┌──

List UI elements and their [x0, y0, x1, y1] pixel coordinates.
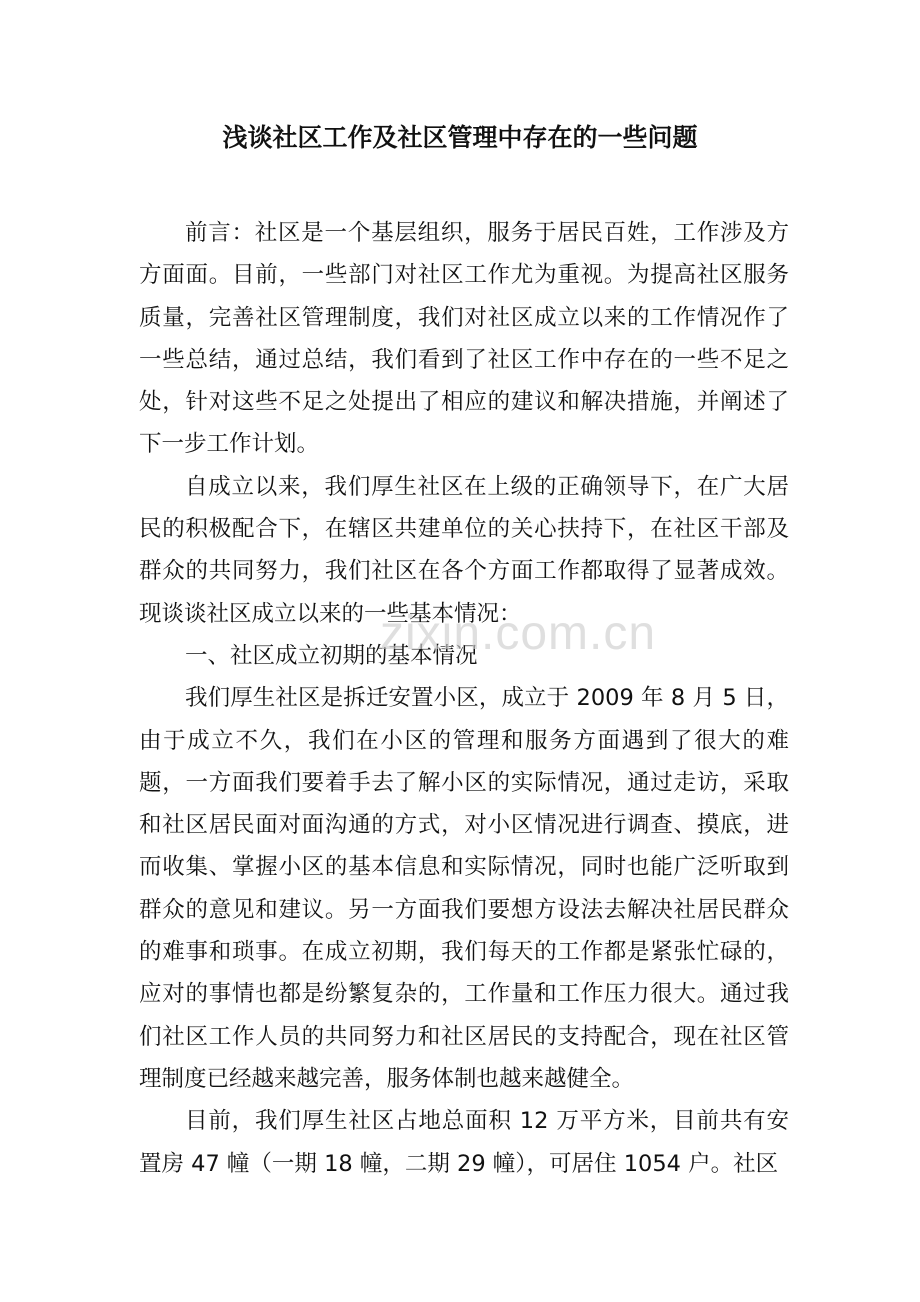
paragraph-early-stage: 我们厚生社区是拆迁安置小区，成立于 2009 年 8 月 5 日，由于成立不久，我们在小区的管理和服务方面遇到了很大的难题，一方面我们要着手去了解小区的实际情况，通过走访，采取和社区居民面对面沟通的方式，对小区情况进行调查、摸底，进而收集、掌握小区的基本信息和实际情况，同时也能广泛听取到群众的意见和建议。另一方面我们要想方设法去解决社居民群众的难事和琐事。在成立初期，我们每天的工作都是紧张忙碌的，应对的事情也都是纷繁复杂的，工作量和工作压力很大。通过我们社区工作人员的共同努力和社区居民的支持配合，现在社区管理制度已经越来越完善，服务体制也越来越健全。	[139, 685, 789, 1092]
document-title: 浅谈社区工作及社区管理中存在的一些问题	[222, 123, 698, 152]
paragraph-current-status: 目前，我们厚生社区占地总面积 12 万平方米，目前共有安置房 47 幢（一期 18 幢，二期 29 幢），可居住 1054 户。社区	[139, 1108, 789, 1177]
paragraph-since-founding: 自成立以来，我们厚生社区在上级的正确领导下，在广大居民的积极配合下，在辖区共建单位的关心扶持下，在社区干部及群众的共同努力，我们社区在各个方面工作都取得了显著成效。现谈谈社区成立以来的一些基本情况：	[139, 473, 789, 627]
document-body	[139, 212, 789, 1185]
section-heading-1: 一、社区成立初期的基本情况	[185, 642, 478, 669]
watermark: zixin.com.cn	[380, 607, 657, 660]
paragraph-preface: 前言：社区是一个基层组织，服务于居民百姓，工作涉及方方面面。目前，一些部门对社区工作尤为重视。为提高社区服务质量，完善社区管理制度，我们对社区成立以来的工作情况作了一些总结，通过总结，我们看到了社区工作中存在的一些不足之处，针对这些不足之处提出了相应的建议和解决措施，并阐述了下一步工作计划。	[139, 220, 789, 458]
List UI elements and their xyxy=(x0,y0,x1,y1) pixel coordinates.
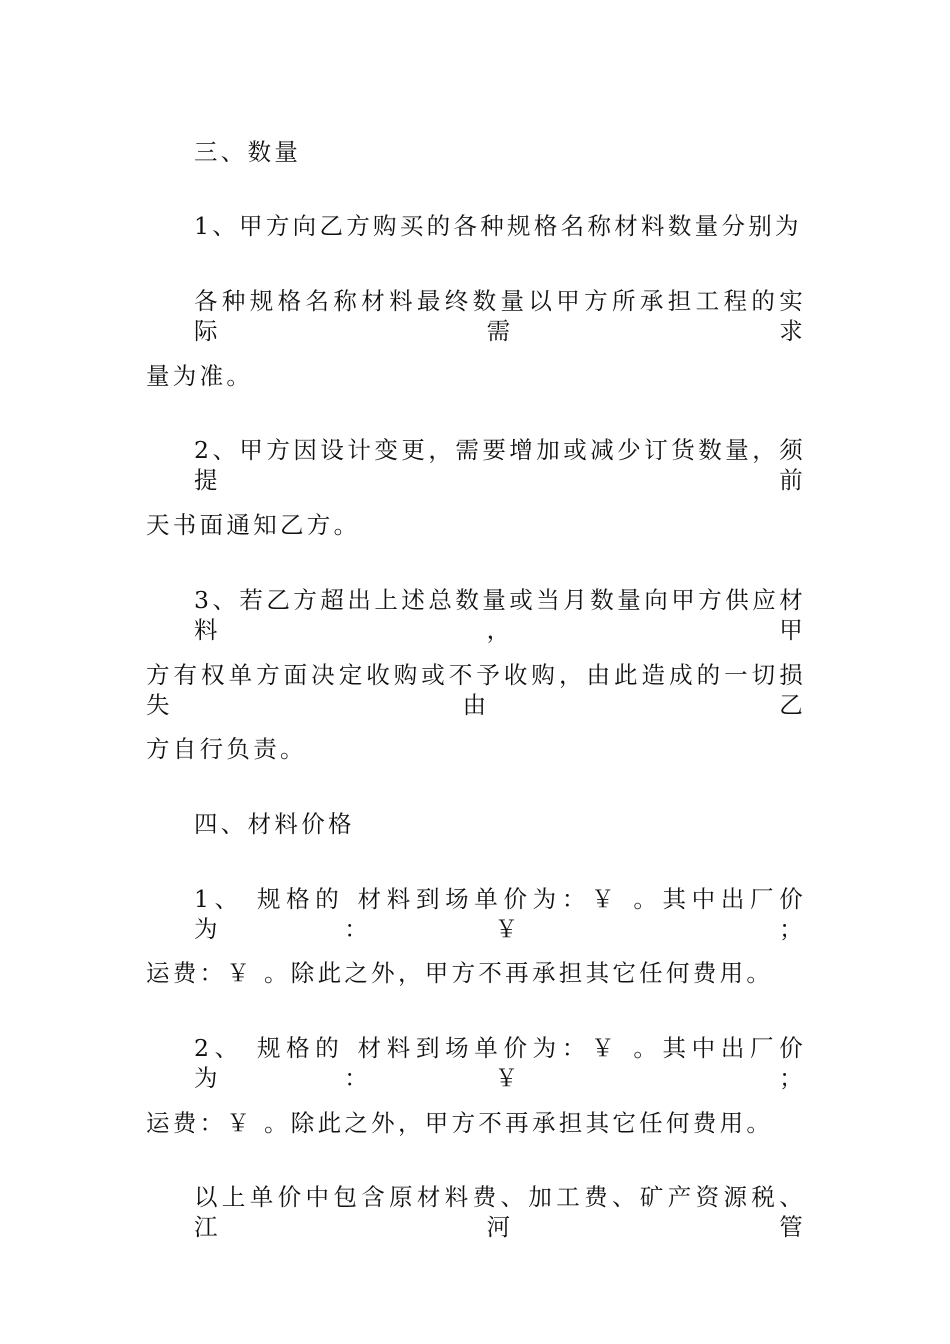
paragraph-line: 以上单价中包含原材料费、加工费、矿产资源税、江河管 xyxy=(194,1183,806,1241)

└──

**Given request**
Reproduce every line of the listing above word for word, leaving out the pictures.

**Task output**
List UI elements and their [x0, y0, x1, y1] pixel coordinates.
paragraph-early-stage: 我们厚生社区是拆迁安置小区，成立于 2009 年 8 月 5 日，由于成立不久，我们在小区的管理和服务方面遇到了很大的难题，一方面我们要着手去了解小区的实际情况，通过走访，采取和社区居民面对面沟通的方式，对小区情况进行调查、摸底，进而收集、掌握小区的基本信息和实际情况，同时也能广泛听取到群众的意见和建议。另一方面我们要想方设法去解决社居民群众的难事和琐事。在成立初期，我们每天的工作都是紧张忙碌的，应对的事情也都是纷繁复杂的，工作量和工作压力很大。通过我们社区工作人员的共同努力和社区居民的支持配合，现在社区管理制度已经越来越完善，服务体制也越来越健全。	[139, 685, 789, 1092]
document-title: 浅谈社区工作及社区管理中存在的一些问题	[222, 123, 698, 152]
paragraph-current-status: 目前，我们厚生社区占地总面积 12 万平方米，目前共有安置房 47 幢（一期 18 幢，二期 29 幢），可居住 1054 户。社区	[139, 1108, 789, 1177]
paragraph-since-founding: 自成立以来，我们厚生社区在上级的正确领导下，在广大居民的积极配合下，在辖区共建单位的关心扶持下，在社区干部及群众的共同努力，我们社区在各个方面工作都取得了显著成效。现谈谈社区成立以来的一些基本情况：	[139, 473, 789, 627]
document-body	[139, 212, 789, 1185]
section-heading-1: 一、社区成立初期的基本情况	[185, 642, 478, 669]
watermark: zixin.com.cn	[380, 607, 657, 660]
paragraph-preface: 前言：社区是一个基层组织，服务于居民百姓，工作涉及方方面面。目前，一些部门对社区工作尤为重视。为提高社区服务质量，完善社区管理制度，我们对社区成立以来的工作情况作了一些总结，通过总结，我们看到了社区工作中存在的一些不足之处，针对这些不足之处提出了相应的建议和解决措施，并阐述了下一步工作计划。	[139, 220, 789, 458]
List UI elements and their xyxy=(x0,y0,x1,y1) pixel coordinates.
paragraph-line: 以上单价中包含原材料费、加工费、矿产资源税、江河管 xyxy=(194,1183,806,1241)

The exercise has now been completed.